GOAL: Every line that contains the word "Сумма" should be copied.

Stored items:
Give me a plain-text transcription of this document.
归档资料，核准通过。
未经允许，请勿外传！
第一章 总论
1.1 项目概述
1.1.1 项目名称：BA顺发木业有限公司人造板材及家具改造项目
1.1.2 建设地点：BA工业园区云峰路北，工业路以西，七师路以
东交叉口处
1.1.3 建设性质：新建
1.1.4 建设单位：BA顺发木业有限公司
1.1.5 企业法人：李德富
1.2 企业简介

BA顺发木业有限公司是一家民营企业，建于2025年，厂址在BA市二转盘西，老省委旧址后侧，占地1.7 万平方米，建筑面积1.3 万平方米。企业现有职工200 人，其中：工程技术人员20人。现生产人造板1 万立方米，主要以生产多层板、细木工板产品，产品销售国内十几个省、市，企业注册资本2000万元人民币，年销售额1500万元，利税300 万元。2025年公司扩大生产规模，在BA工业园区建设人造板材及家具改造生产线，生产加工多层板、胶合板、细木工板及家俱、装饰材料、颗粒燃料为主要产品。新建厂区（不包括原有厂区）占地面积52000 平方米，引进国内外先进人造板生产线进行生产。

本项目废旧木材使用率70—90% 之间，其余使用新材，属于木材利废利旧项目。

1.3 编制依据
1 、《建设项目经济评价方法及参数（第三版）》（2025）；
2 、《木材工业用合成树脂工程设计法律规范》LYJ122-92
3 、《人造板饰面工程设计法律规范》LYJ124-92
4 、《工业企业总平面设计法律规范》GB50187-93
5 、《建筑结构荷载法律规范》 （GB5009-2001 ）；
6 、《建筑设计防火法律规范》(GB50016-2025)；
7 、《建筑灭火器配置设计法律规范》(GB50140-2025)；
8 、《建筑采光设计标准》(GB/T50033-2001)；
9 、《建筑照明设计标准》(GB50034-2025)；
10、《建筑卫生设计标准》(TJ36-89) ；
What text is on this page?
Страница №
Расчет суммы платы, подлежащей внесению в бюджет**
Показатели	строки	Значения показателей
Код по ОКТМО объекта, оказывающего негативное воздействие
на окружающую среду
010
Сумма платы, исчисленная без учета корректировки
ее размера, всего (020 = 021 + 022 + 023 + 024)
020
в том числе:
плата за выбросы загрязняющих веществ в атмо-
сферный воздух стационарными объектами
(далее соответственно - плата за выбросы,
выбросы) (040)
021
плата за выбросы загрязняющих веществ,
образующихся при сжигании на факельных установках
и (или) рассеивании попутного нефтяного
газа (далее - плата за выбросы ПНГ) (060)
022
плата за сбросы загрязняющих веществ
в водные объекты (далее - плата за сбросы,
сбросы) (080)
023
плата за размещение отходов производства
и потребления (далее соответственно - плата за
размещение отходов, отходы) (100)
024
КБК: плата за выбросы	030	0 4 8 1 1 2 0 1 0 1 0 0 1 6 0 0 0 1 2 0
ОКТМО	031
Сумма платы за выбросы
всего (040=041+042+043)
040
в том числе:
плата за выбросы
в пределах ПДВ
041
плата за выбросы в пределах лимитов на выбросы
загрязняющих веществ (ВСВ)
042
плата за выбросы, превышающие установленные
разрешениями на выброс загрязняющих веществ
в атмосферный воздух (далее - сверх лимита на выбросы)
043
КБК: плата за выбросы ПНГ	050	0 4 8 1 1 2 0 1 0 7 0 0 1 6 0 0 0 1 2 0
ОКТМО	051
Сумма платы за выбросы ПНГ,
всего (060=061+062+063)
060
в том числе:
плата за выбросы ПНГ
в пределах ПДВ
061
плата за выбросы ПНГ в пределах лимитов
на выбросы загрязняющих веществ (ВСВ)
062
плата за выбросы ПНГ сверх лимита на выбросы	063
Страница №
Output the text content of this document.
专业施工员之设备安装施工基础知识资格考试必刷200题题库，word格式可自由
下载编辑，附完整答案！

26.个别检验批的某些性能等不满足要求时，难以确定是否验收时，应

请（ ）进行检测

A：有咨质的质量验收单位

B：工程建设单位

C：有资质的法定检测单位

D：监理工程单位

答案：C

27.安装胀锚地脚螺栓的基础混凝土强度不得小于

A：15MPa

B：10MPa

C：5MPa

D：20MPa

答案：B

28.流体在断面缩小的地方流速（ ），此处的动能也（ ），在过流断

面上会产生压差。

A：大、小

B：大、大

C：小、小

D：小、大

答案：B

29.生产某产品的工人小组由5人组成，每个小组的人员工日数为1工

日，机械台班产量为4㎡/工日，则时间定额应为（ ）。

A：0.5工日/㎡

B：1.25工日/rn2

RESPONSE:
Сумма платы, исчисленная без учета корректировки
Сумма платы за выбросы
Сумма платы за выбросы ПНГ,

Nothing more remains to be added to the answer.